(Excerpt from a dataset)
___

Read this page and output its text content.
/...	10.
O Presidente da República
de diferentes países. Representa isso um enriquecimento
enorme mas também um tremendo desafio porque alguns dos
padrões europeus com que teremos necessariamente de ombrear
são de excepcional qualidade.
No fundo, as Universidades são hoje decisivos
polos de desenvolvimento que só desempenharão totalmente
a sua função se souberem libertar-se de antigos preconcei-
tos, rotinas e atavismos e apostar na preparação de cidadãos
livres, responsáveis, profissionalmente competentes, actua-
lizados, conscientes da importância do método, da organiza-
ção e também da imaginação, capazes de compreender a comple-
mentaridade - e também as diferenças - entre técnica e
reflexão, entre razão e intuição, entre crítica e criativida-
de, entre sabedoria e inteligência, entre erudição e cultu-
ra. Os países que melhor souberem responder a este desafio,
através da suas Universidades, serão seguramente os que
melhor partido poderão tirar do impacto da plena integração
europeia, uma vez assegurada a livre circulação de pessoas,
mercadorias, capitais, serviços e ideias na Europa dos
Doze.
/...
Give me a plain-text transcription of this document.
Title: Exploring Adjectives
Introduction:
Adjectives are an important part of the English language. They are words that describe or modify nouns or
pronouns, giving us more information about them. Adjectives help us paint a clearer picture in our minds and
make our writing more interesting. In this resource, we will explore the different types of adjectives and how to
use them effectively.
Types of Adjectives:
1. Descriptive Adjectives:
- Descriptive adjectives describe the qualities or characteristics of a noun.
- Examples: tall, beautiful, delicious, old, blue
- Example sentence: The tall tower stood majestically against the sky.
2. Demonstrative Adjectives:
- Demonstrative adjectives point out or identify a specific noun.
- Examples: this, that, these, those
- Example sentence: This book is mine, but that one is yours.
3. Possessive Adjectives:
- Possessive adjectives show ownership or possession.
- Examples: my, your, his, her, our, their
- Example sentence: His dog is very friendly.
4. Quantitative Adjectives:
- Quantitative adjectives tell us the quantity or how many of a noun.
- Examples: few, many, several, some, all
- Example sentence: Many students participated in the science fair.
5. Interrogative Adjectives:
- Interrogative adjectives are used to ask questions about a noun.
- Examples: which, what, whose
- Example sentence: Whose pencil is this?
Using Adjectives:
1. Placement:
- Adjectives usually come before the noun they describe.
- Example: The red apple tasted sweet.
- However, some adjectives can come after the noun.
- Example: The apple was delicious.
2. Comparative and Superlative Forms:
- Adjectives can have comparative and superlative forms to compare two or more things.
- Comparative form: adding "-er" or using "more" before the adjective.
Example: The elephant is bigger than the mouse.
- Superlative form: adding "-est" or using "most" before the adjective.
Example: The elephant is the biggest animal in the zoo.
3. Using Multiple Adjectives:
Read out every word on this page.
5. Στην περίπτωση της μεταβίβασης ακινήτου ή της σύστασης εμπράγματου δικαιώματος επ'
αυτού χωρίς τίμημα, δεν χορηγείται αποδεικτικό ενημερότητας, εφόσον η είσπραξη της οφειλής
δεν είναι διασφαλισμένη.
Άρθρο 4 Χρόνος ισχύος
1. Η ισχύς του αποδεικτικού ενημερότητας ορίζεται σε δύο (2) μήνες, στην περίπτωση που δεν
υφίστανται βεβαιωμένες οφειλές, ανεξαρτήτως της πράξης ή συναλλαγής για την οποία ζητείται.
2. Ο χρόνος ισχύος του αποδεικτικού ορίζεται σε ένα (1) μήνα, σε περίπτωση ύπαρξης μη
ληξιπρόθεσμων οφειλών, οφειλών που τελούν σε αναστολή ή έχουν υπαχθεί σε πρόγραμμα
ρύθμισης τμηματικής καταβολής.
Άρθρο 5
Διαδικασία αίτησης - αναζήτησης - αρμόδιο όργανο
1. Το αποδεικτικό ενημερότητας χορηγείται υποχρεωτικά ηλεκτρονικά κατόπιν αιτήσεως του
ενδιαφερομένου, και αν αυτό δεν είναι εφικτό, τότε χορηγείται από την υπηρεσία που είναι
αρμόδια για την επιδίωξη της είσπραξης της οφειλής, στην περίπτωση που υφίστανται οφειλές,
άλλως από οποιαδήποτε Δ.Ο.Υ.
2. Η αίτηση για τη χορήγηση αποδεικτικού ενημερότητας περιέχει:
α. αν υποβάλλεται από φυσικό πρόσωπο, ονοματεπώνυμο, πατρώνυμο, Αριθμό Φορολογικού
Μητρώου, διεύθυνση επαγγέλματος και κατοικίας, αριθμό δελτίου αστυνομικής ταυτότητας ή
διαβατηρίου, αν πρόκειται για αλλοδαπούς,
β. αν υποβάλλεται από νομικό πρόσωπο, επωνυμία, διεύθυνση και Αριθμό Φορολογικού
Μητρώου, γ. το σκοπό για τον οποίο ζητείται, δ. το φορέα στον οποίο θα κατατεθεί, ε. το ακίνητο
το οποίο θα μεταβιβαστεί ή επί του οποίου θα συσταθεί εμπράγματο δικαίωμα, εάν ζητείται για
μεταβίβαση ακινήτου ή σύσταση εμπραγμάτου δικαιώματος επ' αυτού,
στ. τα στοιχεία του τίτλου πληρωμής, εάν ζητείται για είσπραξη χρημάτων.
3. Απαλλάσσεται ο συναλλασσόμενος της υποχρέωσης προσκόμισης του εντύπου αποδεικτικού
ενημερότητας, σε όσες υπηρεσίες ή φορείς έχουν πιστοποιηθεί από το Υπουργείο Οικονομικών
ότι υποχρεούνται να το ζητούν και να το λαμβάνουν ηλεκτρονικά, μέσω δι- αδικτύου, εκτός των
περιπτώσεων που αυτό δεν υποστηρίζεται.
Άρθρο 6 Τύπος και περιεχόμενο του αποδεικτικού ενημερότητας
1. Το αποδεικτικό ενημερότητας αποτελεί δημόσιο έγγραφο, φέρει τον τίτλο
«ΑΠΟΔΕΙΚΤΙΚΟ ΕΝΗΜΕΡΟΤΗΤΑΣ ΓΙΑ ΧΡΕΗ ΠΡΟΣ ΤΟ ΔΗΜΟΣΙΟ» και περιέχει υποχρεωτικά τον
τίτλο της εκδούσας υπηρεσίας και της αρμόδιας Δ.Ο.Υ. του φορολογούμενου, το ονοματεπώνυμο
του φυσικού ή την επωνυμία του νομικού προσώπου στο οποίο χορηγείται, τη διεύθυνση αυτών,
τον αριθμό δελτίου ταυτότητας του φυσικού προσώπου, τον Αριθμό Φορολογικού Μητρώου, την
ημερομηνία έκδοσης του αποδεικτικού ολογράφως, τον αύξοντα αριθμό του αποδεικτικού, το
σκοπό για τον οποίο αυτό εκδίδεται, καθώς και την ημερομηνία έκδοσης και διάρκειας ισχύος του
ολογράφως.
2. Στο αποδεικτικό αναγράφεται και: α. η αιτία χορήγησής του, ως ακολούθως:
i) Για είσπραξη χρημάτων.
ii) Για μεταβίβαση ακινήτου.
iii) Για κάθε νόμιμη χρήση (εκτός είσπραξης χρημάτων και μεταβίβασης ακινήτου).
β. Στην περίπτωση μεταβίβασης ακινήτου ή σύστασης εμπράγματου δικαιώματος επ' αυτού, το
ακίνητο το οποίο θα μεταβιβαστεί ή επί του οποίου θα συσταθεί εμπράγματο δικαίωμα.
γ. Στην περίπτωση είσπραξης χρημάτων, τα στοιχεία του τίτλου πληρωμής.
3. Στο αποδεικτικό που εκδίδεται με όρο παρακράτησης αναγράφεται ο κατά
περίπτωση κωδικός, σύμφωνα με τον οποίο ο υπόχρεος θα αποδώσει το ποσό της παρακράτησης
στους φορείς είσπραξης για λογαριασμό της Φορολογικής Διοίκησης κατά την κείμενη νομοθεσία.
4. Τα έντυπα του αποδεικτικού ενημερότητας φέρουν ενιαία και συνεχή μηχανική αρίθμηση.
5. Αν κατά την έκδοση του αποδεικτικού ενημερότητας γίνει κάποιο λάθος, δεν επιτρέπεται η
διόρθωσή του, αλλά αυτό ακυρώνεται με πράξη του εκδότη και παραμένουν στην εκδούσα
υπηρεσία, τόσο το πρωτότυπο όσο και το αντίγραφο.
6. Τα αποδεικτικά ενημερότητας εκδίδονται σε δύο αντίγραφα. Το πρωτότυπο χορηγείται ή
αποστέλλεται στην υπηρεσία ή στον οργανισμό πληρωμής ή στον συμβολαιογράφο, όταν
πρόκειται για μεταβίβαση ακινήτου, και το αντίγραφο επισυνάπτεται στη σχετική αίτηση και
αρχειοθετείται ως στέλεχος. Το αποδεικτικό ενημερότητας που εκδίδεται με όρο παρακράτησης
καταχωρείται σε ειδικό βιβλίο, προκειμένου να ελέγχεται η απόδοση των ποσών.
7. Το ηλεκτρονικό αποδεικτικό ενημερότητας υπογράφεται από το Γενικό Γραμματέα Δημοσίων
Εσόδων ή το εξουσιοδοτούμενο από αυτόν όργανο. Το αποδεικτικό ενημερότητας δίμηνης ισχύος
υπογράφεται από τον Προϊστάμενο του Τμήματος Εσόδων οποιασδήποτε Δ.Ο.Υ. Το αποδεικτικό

___

Exercise requirements: Copy and report every line where the word "δικαίωμα" is present.

Worked answer:
το οποίο θα μεταβιβαστεί ή επί του οποίου θα συσταθεί εμπράγματο δικαίωμα, εάν ζητείται για
ακίνητο το οποίο θα μεταβιβαστεί ή επί του οποίου θα συσταθεί εμπράγματο δικαίωμα.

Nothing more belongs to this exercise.